Aim of the task: Print each of the following lines verbatim, omitting the pictures from your output.

Input data:

+ + + +

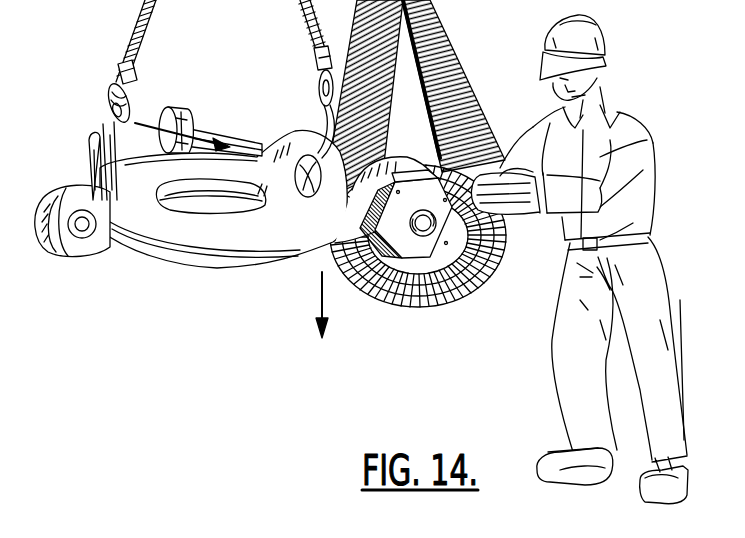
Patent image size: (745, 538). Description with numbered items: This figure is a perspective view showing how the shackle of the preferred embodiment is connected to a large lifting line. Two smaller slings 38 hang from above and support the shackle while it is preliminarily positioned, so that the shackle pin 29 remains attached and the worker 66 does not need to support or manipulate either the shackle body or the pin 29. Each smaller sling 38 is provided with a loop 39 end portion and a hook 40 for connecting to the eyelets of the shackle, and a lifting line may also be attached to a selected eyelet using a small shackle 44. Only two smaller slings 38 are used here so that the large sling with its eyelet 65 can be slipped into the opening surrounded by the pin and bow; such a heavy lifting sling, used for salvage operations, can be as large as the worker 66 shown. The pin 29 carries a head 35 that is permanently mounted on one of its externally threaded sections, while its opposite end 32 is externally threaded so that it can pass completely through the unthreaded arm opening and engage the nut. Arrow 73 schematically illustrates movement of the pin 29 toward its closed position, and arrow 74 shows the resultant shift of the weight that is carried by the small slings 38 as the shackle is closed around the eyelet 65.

The shackle pin 29 is at (226, 135).
The end of pin 32 is at (318, 200).
The head 35 is at (182, 106).
The smaller slings 38 is at (143, 22).
The loop end portions 39 is at (132, 96).
The hooks 40 is at (96, 135).
The small shackle 44 is at (76, 183).
The eyelet of sling 65 is at (441, 56).
The worker 66 is at (637, 160).
The arrow 73 is at (190, 119).
The arrow 74 is at (322, 298).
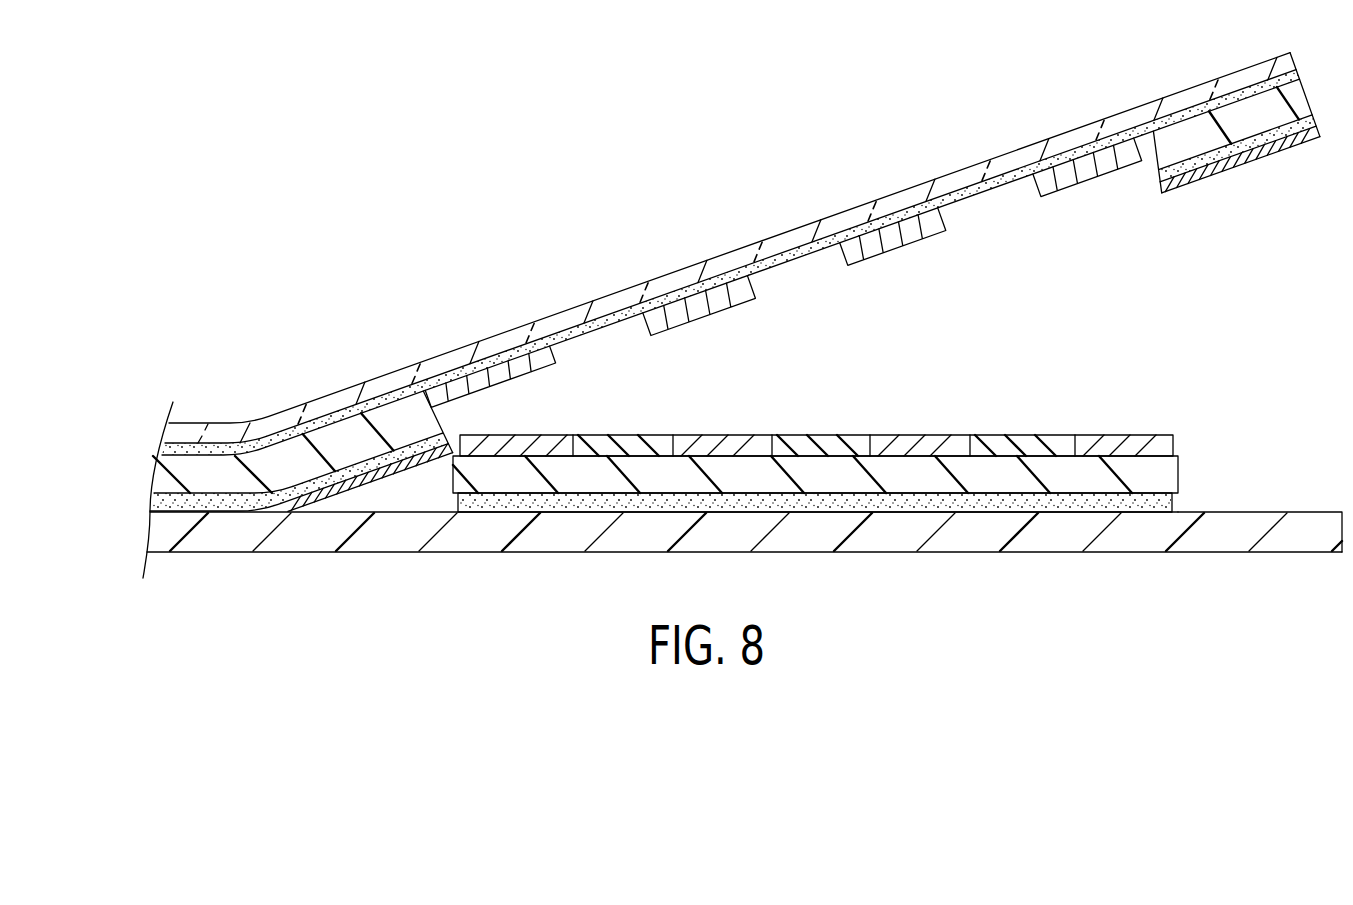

+ + + +

Reply:
Patent image size: (745, 538). Description with numbered items: This figure is a perspective view showing how the shackle of the preferred embodiment is connected to a large lifting line. Two smaller slings 38 hang from above and support the shackle while it is preliminarily positioned, so that the shackle pin 29 remains attached and the worker 66 does not need to support or manipulate either the shackle body or the pin 29. Each smaller sling 38 is provided with a loop 39 end portion and a hook 40 for connecting to the eyelets of the shackle, and a lifting line may also be attached to a selected eyelet using a small shackle 44. Only two smaller slings 38 are used here so that the large sling with its eyelet 65 can be slipped into the opening surrounded by the pin and bow; such a heavy lifting sling, used for salvage operations, can be as large as the worker 66 shown. The pin 29 carries a head 35 that is permanently mounted on one of its externally threaded sections, while its opposite end 32 is externally threaded so that it can pass completely through the unthreaded arm opening and engage the nut. Arrow 73 schematically illustrates movement of the pin 29 toward its closed position, and arrow 74 shows the resultant shift of the weight that is carried by the small slings 38 as the shackle is closed around the eyelet 65.

The shackle pin 29 is at (226, 135).
The end of pin 32 is at (318, 200).
The head 35 is at (182, 106).
The smaller slings 38 is at (143, 22).
The loop end portions 39 is at (132, 96).
The hooks 40 is at (96, 135).
The small shackle 44 is at (76, 183).
The eyelet of sling 65 is at (441, 56).
The worker 66 is at (637, 160).
The arrow 73 is at (190, 119).
The arrow 74 is at (322, 298).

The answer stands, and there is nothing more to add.